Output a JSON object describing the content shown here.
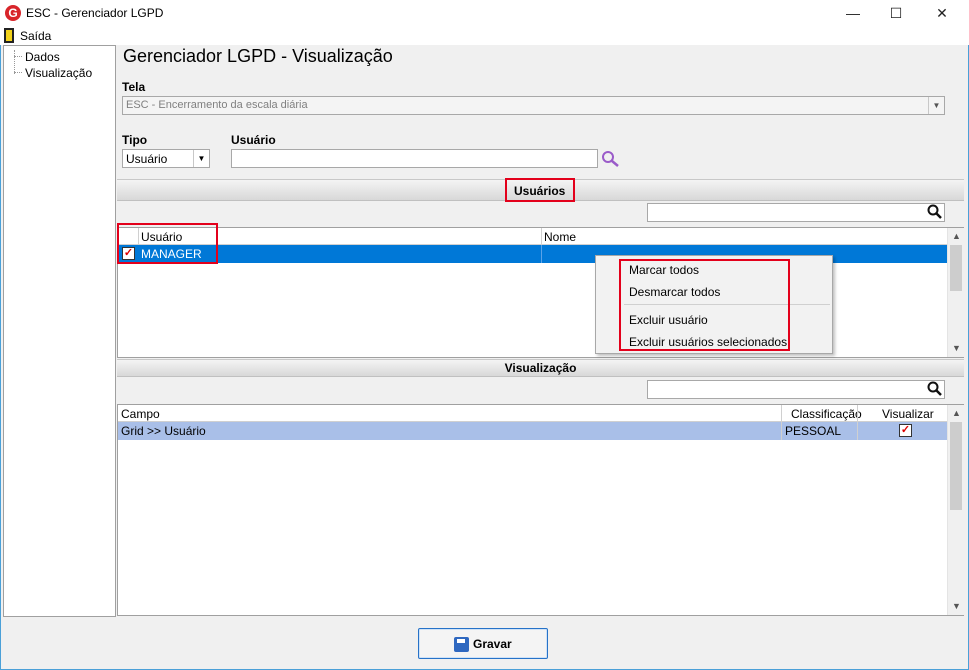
{
  "window": {
    "title": "ESC - Gerenciador LGPD",
    "logo_letter": "G",
    "minimize": "—",
    "maximize": "☐",
    "close": "✕"
  },
  "menu": {
    "exit_label": "Saída"
  },
  "tree": {
    "items": [
      "Dados",
      "Visualização"
    ]
  },
  "page": {
    "title": "Gerenciador LGPD - Visualização"
  },
  "tela": {
    "label": "Tela",
    "value": "ESC - Encerramento da escala diária"
  },
  "tipo": {
    "label": "Tipo",
    "value": "Usuário"
  },
  "usuario": {
    "label": "Usuário",
    "value": ""
  },
  "users_section": {
    "title": "Usuários",
    "search_value": "",
    "columns": [
      "Usuário",
      "Nome"
    ],
    "rows": [
      {
        "checked": true,
        "usuario": "MANAGER",
        "nome": ""
      }
    ]
  },
  "context_menu": {
    "items": [
      "Marcar todos",
      "Desmarcar todos",
      "Excluir usuário",
      "Excluir usuários selecionados"
    ]
  },
  "view_section": {
    "title": "Visualização",
    "search_value": "",
    "columns": [
      "Campo",
      "Classificação",
      "Visualizar"
    ],
    "rows": [
      {
        "campo": "Grid >> Usuário",
        "classificacao": "PESSOAL",
        "visualizar": true
      }
    ]
  },
  "buttons": {
    "save_label": "Gravar"
  },
  "colors": {
    "highlight": "#0078d7",
    "annotation_red": "#e3001b",
    "row_light": "#a9bfe8"
  }
}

- - - - - - -

** What to do **
Pick out the lines containing the string "LGPD".

** Solution to this task **
    "title": "ESC - Gerenciador LGPD",
    "title": "Gerenciador LGPD - Visualização"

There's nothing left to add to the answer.